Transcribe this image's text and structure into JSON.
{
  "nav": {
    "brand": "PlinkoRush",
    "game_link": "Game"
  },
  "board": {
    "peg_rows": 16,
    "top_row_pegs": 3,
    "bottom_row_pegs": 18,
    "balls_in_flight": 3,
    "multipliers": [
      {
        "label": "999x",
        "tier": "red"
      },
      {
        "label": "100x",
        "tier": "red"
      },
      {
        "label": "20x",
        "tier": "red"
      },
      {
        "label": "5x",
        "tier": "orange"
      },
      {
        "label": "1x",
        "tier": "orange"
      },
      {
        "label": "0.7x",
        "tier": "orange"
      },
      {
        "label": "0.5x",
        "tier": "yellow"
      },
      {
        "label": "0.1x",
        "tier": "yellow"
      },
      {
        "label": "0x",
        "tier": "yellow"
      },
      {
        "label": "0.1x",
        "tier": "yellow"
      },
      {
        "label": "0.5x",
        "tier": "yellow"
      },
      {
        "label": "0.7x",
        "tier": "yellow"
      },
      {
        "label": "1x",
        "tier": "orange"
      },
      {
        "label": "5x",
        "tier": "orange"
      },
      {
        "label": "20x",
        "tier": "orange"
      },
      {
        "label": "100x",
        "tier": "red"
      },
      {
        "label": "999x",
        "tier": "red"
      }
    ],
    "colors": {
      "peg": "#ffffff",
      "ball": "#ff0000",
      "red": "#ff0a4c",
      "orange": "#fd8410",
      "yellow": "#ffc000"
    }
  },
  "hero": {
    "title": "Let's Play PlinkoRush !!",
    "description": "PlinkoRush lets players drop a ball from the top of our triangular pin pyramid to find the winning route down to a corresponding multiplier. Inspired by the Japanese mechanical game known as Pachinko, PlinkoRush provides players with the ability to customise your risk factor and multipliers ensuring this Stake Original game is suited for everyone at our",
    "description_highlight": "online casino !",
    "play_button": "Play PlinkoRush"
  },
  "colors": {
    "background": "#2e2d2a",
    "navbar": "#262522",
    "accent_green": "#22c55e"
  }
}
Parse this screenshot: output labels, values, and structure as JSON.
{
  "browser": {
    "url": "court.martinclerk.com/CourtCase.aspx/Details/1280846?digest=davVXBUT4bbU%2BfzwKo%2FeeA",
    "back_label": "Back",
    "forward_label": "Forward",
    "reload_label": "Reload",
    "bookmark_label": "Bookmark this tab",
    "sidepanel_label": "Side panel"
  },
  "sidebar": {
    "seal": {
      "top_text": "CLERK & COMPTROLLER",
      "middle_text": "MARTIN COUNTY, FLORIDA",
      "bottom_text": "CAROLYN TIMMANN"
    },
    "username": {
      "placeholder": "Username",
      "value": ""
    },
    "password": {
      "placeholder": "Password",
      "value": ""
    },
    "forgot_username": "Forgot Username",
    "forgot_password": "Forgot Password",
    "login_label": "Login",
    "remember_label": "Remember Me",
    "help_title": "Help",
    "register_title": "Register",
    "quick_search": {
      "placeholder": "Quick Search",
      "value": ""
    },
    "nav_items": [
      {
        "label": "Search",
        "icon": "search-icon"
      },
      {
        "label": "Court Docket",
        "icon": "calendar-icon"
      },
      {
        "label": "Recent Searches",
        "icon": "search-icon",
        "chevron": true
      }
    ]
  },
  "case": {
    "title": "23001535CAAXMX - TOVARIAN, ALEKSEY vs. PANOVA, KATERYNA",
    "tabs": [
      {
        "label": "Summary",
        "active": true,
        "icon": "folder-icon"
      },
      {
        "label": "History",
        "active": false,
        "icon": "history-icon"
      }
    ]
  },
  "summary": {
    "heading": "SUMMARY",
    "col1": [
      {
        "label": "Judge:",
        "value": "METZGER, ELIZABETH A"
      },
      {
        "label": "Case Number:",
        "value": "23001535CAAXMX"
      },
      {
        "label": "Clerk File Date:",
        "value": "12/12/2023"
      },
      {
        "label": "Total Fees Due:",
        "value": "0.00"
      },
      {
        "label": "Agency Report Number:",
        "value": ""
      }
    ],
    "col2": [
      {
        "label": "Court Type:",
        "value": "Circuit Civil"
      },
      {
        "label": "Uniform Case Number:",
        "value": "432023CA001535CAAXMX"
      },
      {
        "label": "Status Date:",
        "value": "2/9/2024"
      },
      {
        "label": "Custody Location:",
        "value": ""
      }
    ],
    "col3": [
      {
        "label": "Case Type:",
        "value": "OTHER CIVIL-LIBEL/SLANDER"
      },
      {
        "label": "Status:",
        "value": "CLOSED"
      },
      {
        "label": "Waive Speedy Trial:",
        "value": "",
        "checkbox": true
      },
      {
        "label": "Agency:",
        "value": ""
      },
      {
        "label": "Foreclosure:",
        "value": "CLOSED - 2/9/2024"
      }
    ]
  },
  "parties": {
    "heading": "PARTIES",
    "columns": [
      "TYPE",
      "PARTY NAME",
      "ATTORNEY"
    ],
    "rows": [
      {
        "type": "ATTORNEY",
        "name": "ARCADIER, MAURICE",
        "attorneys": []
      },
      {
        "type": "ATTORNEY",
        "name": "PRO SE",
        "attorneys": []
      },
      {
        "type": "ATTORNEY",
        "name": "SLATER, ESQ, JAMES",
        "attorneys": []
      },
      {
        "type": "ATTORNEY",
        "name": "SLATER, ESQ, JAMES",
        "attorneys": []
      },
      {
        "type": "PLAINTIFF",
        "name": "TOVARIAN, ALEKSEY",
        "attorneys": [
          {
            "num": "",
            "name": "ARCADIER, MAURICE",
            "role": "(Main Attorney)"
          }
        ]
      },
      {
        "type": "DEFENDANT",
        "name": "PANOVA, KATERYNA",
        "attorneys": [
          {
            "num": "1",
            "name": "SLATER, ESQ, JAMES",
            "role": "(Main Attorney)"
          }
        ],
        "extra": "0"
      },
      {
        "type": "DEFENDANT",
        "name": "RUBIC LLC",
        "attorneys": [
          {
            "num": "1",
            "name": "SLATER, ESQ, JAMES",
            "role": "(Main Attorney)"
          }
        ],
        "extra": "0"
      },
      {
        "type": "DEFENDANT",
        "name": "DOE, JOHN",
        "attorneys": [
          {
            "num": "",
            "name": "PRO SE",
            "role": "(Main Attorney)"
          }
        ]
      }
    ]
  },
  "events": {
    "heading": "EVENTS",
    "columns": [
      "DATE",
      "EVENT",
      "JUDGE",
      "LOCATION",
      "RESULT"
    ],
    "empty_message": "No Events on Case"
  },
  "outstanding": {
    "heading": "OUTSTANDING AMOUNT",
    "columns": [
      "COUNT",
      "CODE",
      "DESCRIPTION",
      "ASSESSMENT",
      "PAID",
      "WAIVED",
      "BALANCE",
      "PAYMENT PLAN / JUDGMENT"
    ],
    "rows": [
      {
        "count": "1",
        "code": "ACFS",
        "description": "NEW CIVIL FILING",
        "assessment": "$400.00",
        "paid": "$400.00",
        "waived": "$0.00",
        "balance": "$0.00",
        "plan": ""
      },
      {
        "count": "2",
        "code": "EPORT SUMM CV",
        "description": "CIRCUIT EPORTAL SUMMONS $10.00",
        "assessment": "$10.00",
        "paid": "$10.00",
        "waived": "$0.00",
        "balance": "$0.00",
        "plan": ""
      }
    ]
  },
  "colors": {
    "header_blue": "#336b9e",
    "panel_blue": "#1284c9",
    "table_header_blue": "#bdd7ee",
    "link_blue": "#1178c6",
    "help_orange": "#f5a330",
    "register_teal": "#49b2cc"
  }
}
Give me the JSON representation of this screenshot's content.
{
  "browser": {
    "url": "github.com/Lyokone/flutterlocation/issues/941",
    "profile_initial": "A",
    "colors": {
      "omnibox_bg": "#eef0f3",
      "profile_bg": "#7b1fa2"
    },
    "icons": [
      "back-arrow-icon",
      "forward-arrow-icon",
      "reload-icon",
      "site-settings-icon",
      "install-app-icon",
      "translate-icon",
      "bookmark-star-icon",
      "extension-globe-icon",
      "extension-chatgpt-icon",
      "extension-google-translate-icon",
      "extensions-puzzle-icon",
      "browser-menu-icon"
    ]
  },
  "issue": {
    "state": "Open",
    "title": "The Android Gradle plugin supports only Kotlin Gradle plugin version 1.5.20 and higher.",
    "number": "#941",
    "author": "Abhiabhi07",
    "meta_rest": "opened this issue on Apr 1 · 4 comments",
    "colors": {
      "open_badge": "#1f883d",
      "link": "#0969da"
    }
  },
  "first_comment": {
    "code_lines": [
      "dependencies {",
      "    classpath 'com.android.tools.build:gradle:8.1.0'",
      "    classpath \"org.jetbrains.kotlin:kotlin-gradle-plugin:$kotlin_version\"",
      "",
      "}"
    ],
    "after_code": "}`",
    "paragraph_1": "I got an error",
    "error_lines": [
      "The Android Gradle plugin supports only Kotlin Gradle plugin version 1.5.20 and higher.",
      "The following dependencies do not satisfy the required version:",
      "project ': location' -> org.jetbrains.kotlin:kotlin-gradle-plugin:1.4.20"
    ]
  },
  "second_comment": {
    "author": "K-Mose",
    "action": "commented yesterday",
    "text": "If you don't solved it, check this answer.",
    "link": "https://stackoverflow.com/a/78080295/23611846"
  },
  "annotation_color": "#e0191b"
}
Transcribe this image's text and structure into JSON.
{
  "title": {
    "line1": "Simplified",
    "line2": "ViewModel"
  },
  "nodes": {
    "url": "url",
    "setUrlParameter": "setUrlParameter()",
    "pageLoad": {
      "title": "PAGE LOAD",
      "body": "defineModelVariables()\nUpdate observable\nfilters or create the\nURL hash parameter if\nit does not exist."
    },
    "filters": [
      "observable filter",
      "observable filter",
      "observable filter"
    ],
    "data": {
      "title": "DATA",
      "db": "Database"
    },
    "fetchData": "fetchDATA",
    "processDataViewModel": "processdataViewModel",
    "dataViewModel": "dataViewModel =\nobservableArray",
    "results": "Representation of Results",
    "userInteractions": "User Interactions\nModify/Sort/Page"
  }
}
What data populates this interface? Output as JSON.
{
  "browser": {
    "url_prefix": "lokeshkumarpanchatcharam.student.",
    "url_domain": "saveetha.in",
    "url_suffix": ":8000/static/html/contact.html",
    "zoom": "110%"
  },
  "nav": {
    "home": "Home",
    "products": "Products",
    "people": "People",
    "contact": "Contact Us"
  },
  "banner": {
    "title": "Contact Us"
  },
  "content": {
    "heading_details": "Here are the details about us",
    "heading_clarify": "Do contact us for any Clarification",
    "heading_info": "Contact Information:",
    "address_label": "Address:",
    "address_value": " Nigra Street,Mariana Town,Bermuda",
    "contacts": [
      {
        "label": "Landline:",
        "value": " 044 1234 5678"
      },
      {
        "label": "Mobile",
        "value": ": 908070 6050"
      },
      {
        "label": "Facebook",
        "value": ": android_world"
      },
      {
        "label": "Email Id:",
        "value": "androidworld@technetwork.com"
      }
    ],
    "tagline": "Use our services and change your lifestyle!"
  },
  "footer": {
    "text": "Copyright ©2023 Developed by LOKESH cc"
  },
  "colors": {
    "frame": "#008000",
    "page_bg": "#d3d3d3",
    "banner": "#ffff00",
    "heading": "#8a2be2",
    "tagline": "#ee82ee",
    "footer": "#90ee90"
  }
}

THE TASK: Read through the entries and copy every line that includes "translate".

TASK ANSWER:
      "translate-icon",
      "extension-google-translate-icon",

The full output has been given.